## Problem description:
Pull every line that holds the word "order" from the entries.

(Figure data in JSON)
————
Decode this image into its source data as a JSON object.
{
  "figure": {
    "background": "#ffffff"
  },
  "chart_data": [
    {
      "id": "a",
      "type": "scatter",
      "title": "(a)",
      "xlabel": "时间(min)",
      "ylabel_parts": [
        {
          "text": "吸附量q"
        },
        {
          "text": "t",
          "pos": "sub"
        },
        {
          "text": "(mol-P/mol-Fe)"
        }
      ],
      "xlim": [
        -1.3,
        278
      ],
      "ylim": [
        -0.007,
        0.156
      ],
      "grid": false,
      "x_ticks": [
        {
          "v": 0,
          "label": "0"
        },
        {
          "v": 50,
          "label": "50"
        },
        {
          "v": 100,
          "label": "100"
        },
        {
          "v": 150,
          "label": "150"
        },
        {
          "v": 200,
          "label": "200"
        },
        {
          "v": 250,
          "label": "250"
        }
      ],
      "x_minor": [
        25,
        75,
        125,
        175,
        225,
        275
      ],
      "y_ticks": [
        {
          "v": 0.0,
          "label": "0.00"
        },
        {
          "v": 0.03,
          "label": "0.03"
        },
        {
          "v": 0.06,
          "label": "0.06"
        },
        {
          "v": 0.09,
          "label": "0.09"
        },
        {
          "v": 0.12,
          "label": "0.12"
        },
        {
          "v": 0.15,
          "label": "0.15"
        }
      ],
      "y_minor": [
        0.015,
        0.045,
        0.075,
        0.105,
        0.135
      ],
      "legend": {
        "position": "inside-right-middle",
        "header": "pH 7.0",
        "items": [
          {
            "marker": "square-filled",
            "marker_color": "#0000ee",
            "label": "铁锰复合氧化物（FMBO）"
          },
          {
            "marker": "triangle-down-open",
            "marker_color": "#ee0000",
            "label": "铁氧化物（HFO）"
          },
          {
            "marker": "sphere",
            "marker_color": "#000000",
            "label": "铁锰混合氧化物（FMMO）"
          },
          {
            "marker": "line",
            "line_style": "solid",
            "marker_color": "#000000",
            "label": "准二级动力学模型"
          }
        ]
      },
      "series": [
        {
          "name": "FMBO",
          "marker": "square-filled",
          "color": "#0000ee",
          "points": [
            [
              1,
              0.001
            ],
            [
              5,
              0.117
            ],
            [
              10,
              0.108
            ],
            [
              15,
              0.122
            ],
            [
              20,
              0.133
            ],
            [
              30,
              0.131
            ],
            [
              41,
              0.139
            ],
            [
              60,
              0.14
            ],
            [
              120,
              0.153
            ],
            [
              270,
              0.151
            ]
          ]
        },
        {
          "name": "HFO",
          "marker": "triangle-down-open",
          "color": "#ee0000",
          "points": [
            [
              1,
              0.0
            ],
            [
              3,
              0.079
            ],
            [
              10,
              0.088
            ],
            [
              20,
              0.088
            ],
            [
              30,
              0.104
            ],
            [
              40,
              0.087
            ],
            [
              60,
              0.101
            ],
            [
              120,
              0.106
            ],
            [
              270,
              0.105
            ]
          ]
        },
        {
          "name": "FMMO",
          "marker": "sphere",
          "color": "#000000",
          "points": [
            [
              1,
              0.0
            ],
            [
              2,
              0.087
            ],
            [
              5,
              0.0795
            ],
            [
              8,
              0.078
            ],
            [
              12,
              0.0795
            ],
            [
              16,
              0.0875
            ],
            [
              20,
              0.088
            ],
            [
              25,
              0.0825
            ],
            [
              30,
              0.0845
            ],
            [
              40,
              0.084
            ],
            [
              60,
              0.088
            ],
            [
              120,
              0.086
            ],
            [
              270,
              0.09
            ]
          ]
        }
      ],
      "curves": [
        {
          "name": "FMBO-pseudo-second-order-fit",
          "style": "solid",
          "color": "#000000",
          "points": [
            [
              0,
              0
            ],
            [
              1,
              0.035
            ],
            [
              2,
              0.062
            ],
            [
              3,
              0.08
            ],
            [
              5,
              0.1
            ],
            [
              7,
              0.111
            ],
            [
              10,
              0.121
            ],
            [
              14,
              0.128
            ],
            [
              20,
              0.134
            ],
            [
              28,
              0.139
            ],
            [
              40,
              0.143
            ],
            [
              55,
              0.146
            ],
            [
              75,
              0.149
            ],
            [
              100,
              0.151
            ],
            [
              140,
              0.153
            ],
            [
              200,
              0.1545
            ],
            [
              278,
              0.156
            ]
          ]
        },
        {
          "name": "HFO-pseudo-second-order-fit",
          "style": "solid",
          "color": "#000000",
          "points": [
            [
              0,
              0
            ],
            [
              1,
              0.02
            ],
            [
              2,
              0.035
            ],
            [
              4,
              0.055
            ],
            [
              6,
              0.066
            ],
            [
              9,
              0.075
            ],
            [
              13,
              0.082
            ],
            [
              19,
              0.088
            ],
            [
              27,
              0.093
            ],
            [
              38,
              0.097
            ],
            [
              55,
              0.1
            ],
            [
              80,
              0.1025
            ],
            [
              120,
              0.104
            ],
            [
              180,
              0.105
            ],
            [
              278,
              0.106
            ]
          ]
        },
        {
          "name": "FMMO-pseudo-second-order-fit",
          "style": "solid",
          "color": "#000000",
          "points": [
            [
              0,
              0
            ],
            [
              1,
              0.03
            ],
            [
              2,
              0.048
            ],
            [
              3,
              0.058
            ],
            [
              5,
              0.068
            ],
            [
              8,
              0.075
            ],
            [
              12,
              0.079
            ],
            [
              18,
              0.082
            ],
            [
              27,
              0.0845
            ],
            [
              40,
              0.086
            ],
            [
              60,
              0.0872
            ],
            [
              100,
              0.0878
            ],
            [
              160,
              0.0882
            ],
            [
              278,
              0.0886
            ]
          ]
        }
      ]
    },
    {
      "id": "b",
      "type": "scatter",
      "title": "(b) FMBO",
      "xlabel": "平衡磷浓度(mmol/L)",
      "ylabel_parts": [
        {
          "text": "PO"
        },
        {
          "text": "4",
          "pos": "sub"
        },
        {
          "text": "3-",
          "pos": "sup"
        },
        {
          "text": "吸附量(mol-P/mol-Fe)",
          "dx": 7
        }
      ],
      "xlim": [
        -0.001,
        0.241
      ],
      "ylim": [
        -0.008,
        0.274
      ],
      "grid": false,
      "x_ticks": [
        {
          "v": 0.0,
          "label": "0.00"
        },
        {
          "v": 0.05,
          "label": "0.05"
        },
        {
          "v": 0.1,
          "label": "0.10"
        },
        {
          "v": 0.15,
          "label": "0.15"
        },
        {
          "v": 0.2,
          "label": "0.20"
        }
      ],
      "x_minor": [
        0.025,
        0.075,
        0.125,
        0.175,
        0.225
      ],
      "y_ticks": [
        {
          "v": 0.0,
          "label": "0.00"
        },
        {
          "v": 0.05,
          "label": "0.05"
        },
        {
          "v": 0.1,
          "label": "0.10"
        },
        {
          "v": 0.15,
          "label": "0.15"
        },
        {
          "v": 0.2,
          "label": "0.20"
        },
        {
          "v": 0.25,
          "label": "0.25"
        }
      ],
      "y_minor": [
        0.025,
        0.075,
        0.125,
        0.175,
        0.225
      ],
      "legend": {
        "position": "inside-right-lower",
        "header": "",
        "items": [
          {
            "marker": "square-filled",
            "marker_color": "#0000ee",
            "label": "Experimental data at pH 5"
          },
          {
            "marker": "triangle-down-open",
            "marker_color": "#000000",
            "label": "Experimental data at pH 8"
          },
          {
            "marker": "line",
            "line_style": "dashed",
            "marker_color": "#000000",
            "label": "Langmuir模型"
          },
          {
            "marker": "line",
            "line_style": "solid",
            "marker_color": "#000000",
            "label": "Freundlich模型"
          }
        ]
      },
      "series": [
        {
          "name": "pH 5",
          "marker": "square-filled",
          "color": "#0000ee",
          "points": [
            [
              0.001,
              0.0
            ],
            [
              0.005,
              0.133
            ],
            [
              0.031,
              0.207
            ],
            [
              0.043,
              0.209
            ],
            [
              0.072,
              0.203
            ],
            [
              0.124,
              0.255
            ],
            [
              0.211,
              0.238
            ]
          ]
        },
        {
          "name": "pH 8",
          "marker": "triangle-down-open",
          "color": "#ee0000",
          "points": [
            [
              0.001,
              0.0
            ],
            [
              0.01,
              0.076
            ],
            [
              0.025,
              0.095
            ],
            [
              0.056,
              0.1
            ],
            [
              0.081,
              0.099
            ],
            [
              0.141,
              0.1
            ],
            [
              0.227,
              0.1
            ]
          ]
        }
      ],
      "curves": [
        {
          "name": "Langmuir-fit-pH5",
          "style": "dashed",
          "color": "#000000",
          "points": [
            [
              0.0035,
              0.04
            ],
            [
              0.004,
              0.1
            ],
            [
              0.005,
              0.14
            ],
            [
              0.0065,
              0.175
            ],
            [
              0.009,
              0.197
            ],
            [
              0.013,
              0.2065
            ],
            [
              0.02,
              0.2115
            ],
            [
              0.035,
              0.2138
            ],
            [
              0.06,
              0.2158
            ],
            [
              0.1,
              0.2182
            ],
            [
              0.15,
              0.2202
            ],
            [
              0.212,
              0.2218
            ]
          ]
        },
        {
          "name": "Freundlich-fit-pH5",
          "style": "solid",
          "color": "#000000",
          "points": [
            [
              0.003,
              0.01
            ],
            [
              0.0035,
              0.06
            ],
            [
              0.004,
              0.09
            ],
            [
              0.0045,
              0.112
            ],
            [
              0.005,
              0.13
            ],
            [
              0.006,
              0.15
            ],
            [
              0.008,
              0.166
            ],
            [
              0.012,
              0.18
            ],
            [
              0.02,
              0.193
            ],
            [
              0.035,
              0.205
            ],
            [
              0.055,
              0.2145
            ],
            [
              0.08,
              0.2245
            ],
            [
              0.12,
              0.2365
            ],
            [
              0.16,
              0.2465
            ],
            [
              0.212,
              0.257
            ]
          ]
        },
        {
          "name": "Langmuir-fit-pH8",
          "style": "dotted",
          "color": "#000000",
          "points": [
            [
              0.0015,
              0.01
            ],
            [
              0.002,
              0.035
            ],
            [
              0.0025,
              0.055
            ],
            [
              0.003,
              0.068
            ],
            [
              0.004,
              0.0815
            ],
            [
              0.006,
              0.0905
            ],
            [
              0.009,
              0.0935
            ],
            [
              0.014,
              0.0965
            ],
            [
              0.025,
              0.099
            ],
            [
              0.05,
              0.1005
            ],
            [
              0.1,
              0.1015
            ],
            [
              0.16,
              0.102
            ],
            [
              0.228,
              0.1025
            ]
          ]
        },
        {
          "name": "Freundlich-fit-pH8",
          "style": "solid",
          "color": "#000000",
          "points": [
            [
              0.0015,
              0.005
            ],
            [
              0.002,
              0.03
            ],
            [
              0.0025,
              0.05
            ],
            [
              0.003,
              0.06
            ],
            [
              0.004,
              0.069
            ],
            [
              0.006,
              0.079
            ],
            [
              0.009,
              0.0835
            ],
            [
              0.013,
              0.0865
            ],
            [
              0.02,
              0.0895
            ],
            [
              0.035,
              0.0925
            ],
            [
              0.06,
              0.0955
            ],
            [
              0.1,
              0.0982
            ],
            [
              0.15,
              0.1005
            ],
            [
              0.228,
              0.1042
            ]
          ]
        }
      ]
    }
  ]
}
————
## Problem solution:
          "name": "FMBO-pseudo-second-order-fit",
          "name": "HFO-pseudo-second-order-fit",
          "name": "FMMO-pseudo-second-order-fit",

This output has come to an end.